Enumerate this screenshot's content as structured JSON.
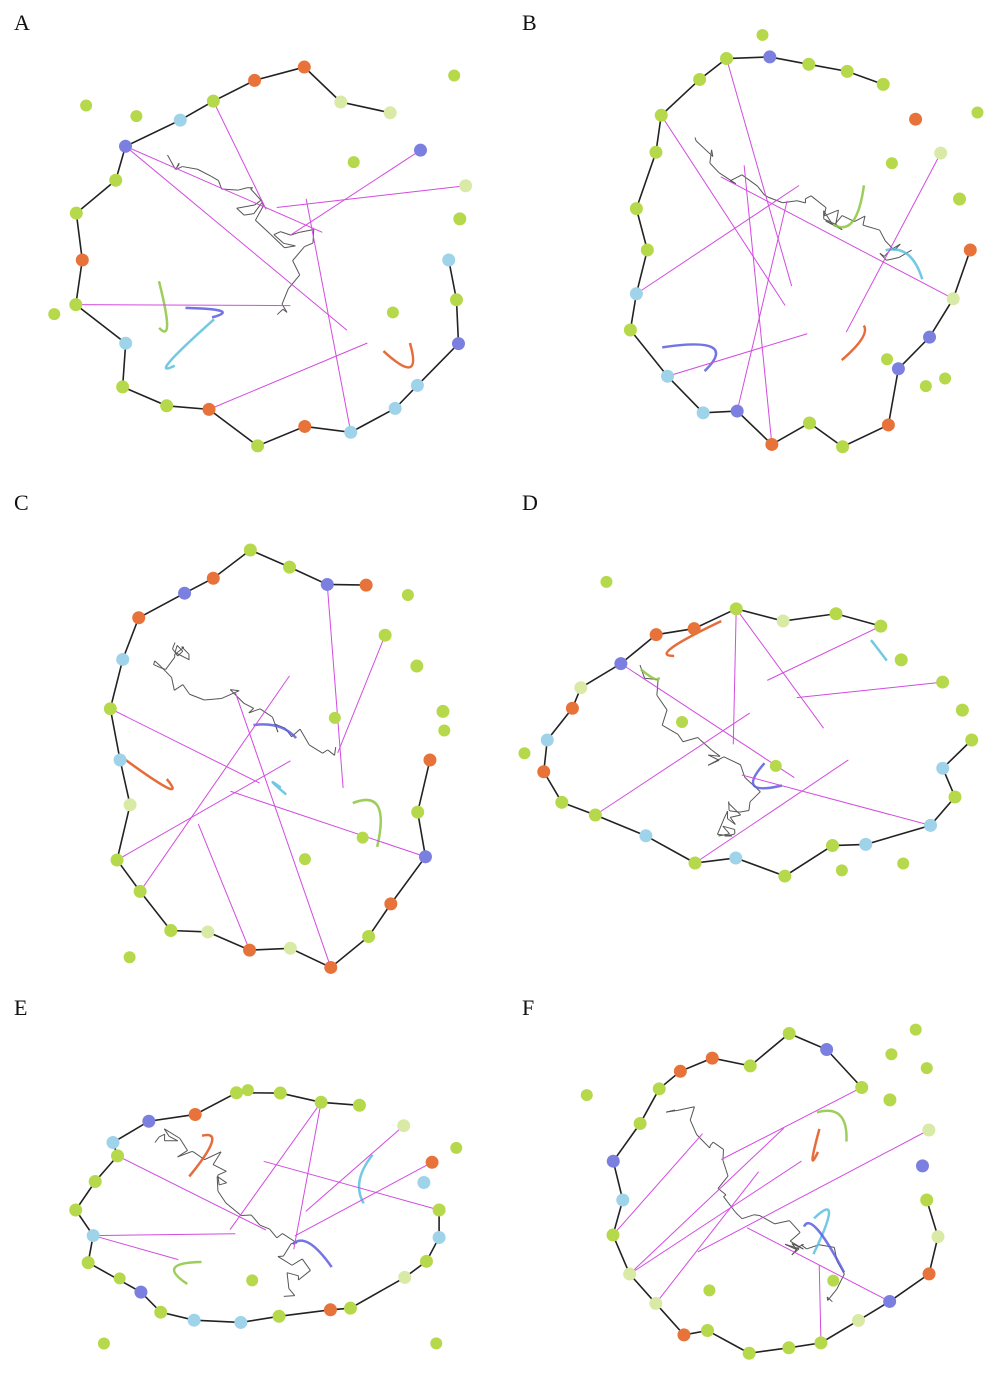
{
  "panels": [
    {
      "label": "A"
    },
    {
      "label": "B"
    },
    {
      "label": "C"
    },
    {
      "label": "D"
    },
    {
      "label": "E"
    },
    {
      "label": "F"
    }
  ]
}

- **Set task**
Extract the full listing above verbatim; pictures are to be left out of the copy.

- **Written solution**
Enumerate this screenshot's content as structured JSON.
{
  "panels": [
    {
      "label": "A"
    },
    {
      "label": "B"
    },
    {
      "label": "C"
    },
    {
      "label": "D"
    },
    {
      "label": "E"
    },
    {
      "label": "F"
    }
  ]
}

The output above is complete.